SHORT TASK:
Search the data for the word "available" and copy every line that contains it.

SUPPLIED MATERIAL:

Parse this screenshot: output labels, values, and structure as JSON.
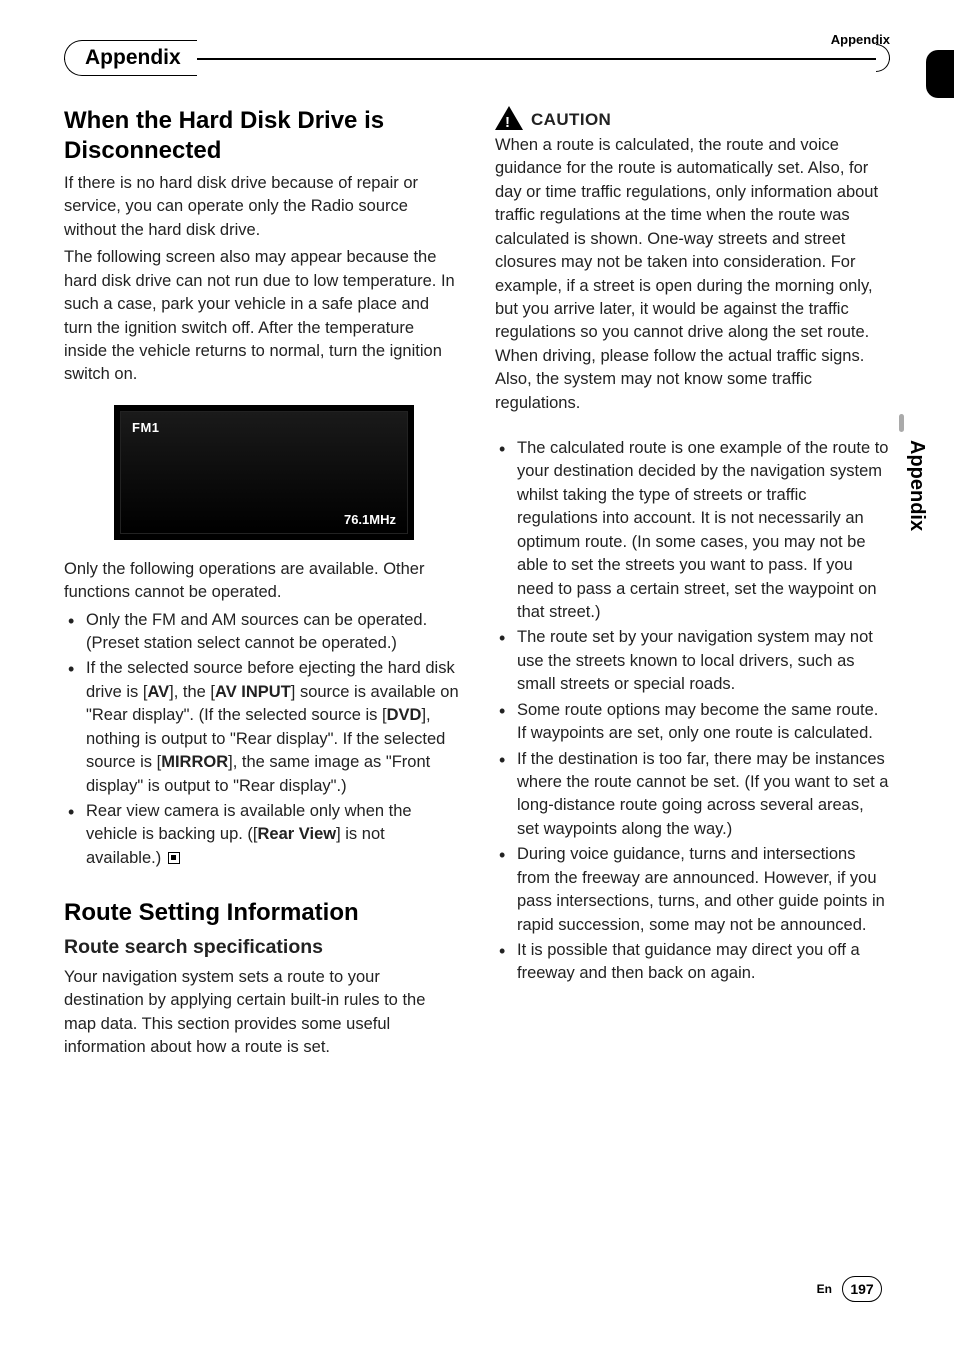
{
  "header": {
    "rightLabel": "Appendix",
    "tabTitle": "Appendix"
  },
  "left": {
    "h1": "When the Hard Disk Drive is Disconnected",
    "p1": "If there is no hard disk drive because of repair or service, you can operate only the Radio source without the hard disk drive.",
    "p2": "The following screen also may appear because the hard disk drive can not run due to low temperature. In such a case, park your vehicle in a safe place and turn the ignition switch off. After the temperature inside the vehicle returns to normal, turn the ignition switch on.",
    "screen": {
      "band": "FM1",
      "freq": "76.1MHz"
    },
    "p3": "Only the following operations are available. Other functions cannot be operated.",
    "bullets": {
      "b1": "Only the FM and AM sources can be operated. (Preset station select cannot be operated.)",
      "b2a": "If the selected source before ejecting the hard disk drive is [",
      "b2av": "AV",
      "b2b": "], the [",
      "b2bv": "AV INPUT",
      "b2c": "] source is available on \"Rear display\". (If the selected source is [",
      "b2cv": "DVD",
      "b2d": "], nothing is output to \"Rear display\". If the selected source is [",
      "b2dv": "MIRROR",
      "b2e": "], the same image as \"Front display\" is output to \"Rear display\".)",
      "b3a": "Rear view camera is available only when the vehicle is backing up. ([",
      "b3v": "Rear View",
      "b3b": "] is not available.)"
    },
    "h1b": "Route Setting Information",
    "h2": "Route search specifications",
    "p4": "Your navigation system sets a route to your destination by applying certain built-in rules to the map data. This section provides some useful information about how a route is set."
  },
  "right": {
    "caution": "CAUTION",
    "cautionText": "When a route is calculated, the route and voice guidance for the route is automatically set. Also, for day or time traffic regulations, only information about traffic regulations at the time when the route was calculated is shown. One-way streets and street closures may not be taken into consideration. For example, if a street is open during the morning only, but you arrive later, it would be against the traffic regulations so you cannot drive along the set route. When driving, please follow the actual traffic signs. Also, the system may not know some traffic regulations.",
    "bullets": {
      "r1": "The calculated route is one example of the route to your destination decided by the navigation system whilst taking the type of streets or traffic regulations into account. It is not necessarily an optimum route. (In some cases, you may not be able to set the streets you want to pass. If you need to pass a certain street, set the waypoint on that street.)",
      "r2": "The route set by your navigation system may not use the streets known to local drivers, such as small streets or special roads.",
      "r3": "Some route options may become the same route. If waypoints are set, only one route is calculated.",
      "r4": "If the destination is too far, there may be instances where the route cannot be set. (If you want to set a long-distance route going across several areas, set waypoints along the way.)",
      "r5": "During voice guidance, turns and intersections from the freeway are announced. However, if you pass intersections, turns, and other guide points in rapid succession, some may not be announced.",
      "r6": "It is possible that guidance may direct you off a freeway and then back on again."
    }
  },
  "side": {
    "label": "Appendix"
  },
  "footer": {
    "lang": "En",
    "page": "197"
  }
}
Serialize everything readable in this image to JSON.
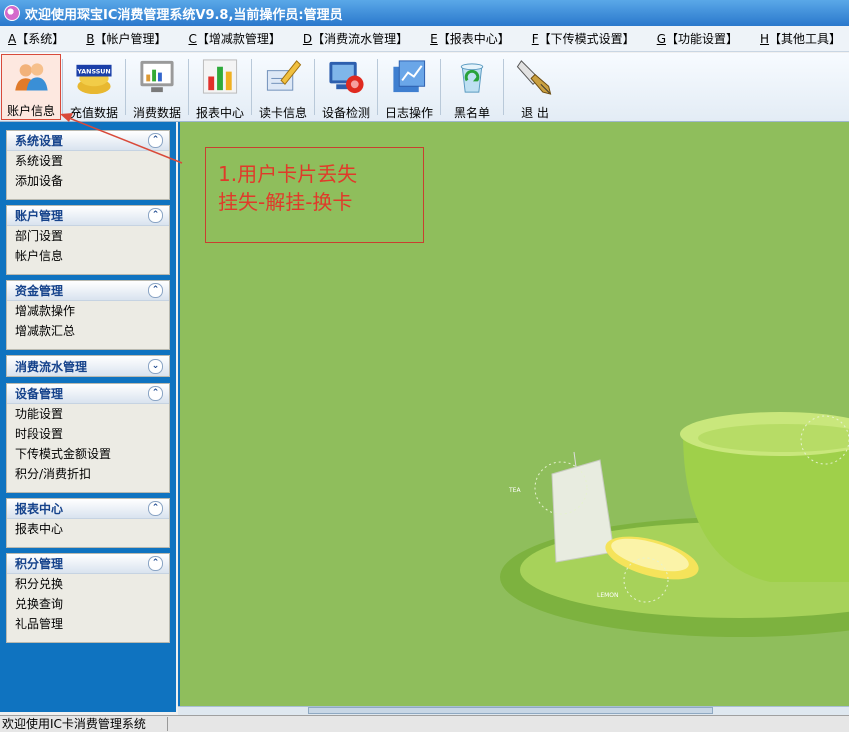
{
  "window": {
    "title": "欢迎使用琛宝IC消费管理系统V9.8,当前操作员:管理员"
  },
  "menu": [
    {
      "key": "A",
      "label": "【系统】"
    },
    {
      "key": "B",
      "label": "【帐户管理】"
    },
    {
      "key": "C",
      "label": "【增减款管理】"
    },
    {
      "key": "D",
      "label": "【消费流水管理】"
    },
    {
      "key": "E",
      "label": "【报表中心】"
    },
    {
      "key": "F",
      "label": "【下传模式设置】"
    },
    {
      "key": "G",
      "label": "【功能设置】"
    },
    {
      "key": "H",
      "label": "【其他工具】"
    }
  ],
  "toolbar": [
    {
      "label": "账户信息",
      "icon": "users-icon"
    },
    {
      "label": "充值数据",
      "icon": "gold-coins-icon",
      "badge": "YANSSUN"
    },
    {
      "label": "消费数据",
      "icon": "monitor-icon"
    },
    {
      "label": "报表中心",
      "icon": "bar-chart-icon"
    },
    {
      "label": "读卡信息",
      "icon": "pen-card-icon"
    },
    {
      "label": "设备检测",
      "icon": "device-check-icon"
    },
    {
      "label": "日志操作",
      "icon": "log-graph-icon"
    },
    {
      "label": "黑名单",
      "icon": "recycle-icon"
    },
    {
      "label": "退 出",
      "icon": "pen-nib-icon"
    }
  ],
  "sidebar": {
    "groups": [
      {
        "title": "系统设置",
        "chevron": "up",
        "items": [
          "系统设置",
          "添加设备"
        ]
      },
      {
        "title": "账户管理",
        "chevron": "up",
        "items": [
          "部门设置",
          "帐户信息"
        ]
      },
      {
        "title": "资金管理",
        "chevron": "up",
        "items": [
          "增减款操作",
          "增减款汇总"
        ]
      },
      {
        "title": "消费流水管理",
        "chevron": "down",
        "items": []
      },
      {
        "title": "设备管理",
        "chevron": "up",
        "items": [
          "功能设置",
          "时段设置",
          "下传模式金额设置",
          "积分/消费折扣"
        ]
      },
      {
        "title": "报表中心",
        "chevron": "up",
        "items": [
          "报表中心"
        ]
      },
      {
        "title": "积分管理",
        "chevron": "up",
        "items": [
          "积分兑换",
          "兑换查询",
          "礼品管理"
        ]
      }
    ]
  },
  "annotation": {
    "line1": "1.用户卡片丢失",
    "line2": "挂失-解挂-换卡",
    "color": "#e03a2a"
  },
  "background": {
    "tea_label": "TEA",
    "lemon_label": "LEMON",
    "color": "#8fbe5c"
  },
  "status": {
    "text": "欢迎使用IC卡消费管理系统"
  }
}
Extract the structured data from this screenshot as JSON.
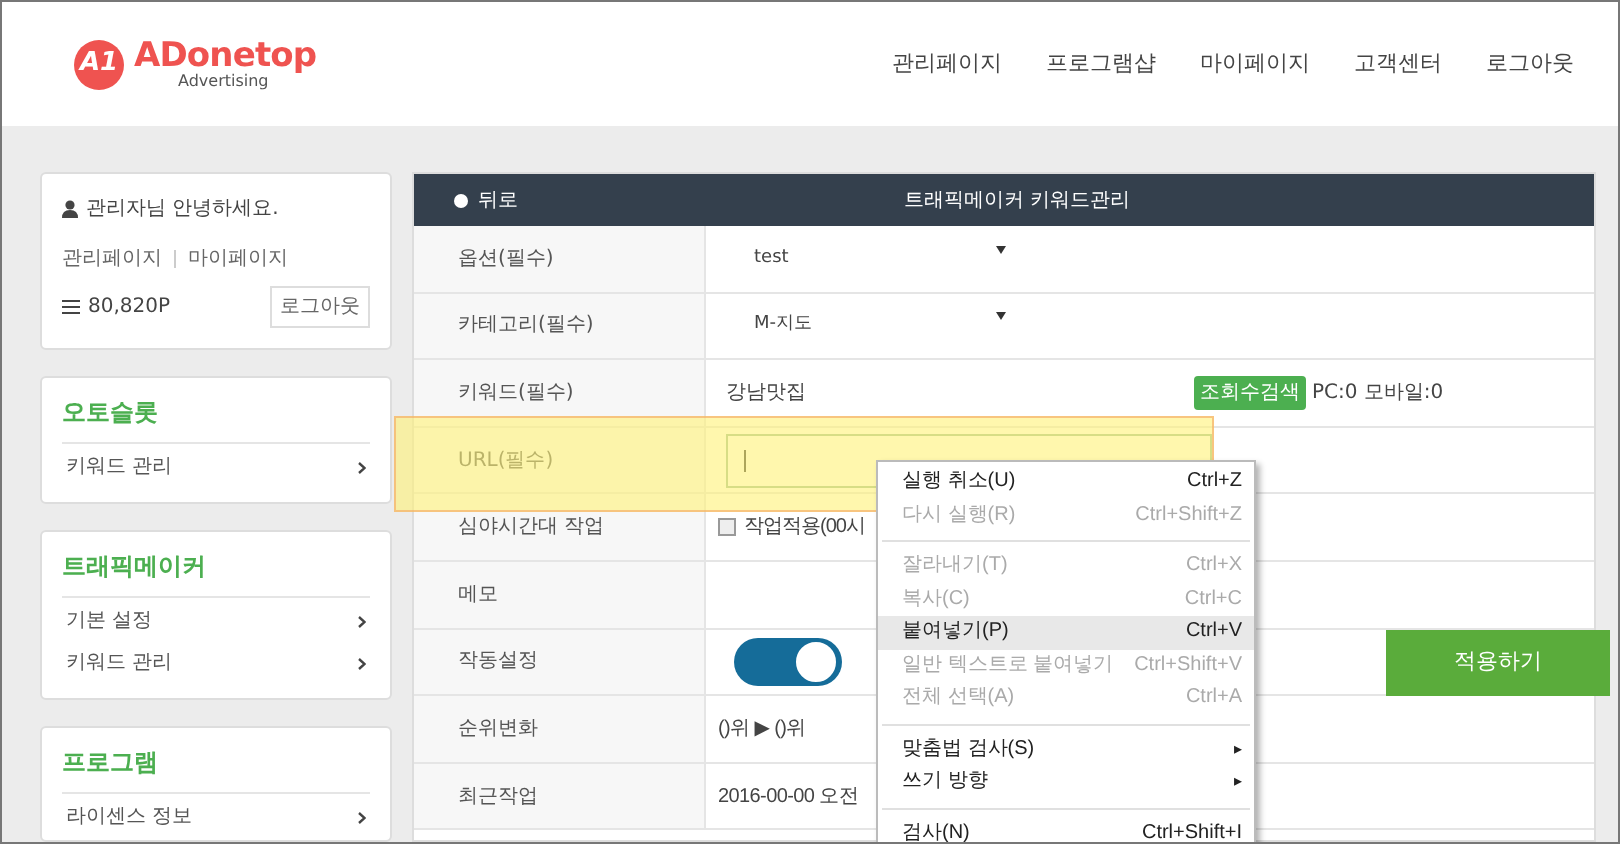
{
  "logo": {
    "mark": "A1",
    "name": "ADonetop",
    "tagline": "Advertising"
  },
  "nav": [
    "관리페이지",
    "프로그램샵",
    "마이페이지",
    "고객센터",
    "로그아웃"
  ],
  "user_card": {
    "greeting": "관리자님 안녕하세요.",
    "links": [
      "관리페이지",
      "마이페이지"
    ],
    "points": "80,820P",
    "logout": "로그아웃"
  },
  "side_menus": [
    {
      "title": "오토슬롯",
      "items": [
        "키워드 관리"
      ]
    },
    {
      "title": "트래픽메이커",
      "items": [
        "기본 설정",
        "키워드 관리"
      ]
    },
    {
      "title": "프로그램",
      "items": [
        "라이센스 정보"
      ]
    }
  ],
  "panel": {
    "back": "뒤로",
    "title": "트래픽메이커 키워드관리"
  },
  "rows": [
    {
      "kind": "select",
      "label": "옵션(필수)",
      "value": "test"
    },
    {
      "kind": "select",
      "label": "카테고리(필수)",
      "value": "M-지도"
    },
    {
      "kind": "keyword",
      "label": "키워드(필수)",
      "value": "강남맛집",
      "button": "조회수검색",
      "result": "PC:0 모바일:0"
    },
    {
      "kind": "input",
      "label": "URL(필수)",
      "focused": true
    },
    {
      "kind": "checkbox",
      "label": "심야시간대 작업",
      "checked": false,
      "value": "작업적용(00시"
    },
    {
      "kind": "blank",
      "label": "메모"
    },
    {
      "kind": "toggle",
      "label": "작동설정",
      "on": true,
      "button": "적용하기"
    },
    {
      "kind": "text",
      "label": "순위변화",
      "value": "()위 ▶ ()위"
    },
    {
      "kind": "text",
      "label": "최근작업",
      "value": "2016-00-00 오전"
    }
  ],
  "context_menu": [
    {
      "kind": "item",
      "label": "실행 취소(U)",
      "shortcut": "Ctrl+Z",
      "disabled": false,
      "selected": false
    },
    {
      "kind": "item",
      "label": "다시 실행(R)",
      "shortcut": "Ctrl+Shift+Z",
      "disabled": true,
      "selected": false
    },
    {
      "kind": "separator"
    },
    {
      "kind": "item",
      "label": "잘라내기(T)",
      "shortcut": "Ctrl+X",
      "disabled": true,
      "selected": false
    },
    {
      "kind": "item",
      "label": "복사(C)",
      "shortcut": "Ctrl+C",
      "disabled": true,
      "selected": false
    },
    {
      "kind": "item",
      "label": "붙여넣기(P)",
      "shortcut": "Ctrl+V",
      "disabled": false,
      "selected": true
    },
    {
      "kind": "item",
      "label": "일반 텍스트로 붙여넣기",
      "shortcut": "Ctrl+Shift+V",
      "disabled": true,
      "selected": false
    },
    {
      "kind": "item",
      "label": "전체 선택(A)",
      "shortcut": "Ctrl+A",
      "disabled": true,
      "selected": false
    },
    {
      "kind": "separator"
    },
    {
      "kind": "submenu",
      "label": "맞춤법 검사(S)",
      "arrow": "▸",
      "disabled": false,
      "selected": false
    },
    {
      "kind": "submenu",
      "label": "쓰기 방향",
      "arrow": "▸",
      "disabled": false,
      "selected": false
    },
    {
      "kind": "separator"
    },
    {
      "kind": "item",
      "label": "검사(N)",
      "shortcut": "Ctrl+Shift+I",
      "disabled": false,
      "selected": false
    }
  ]
}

WORKED ANSWER:
    "p3": "Only the following operations are available. Other functions cannot be operated.",
      "b2c": "] source is available on \"Rear display\". (If the selected source is [",
      "b3a": "Rear view camera is available only when the vehicle is backing up. ([",
      "b3b": "] is not available.)"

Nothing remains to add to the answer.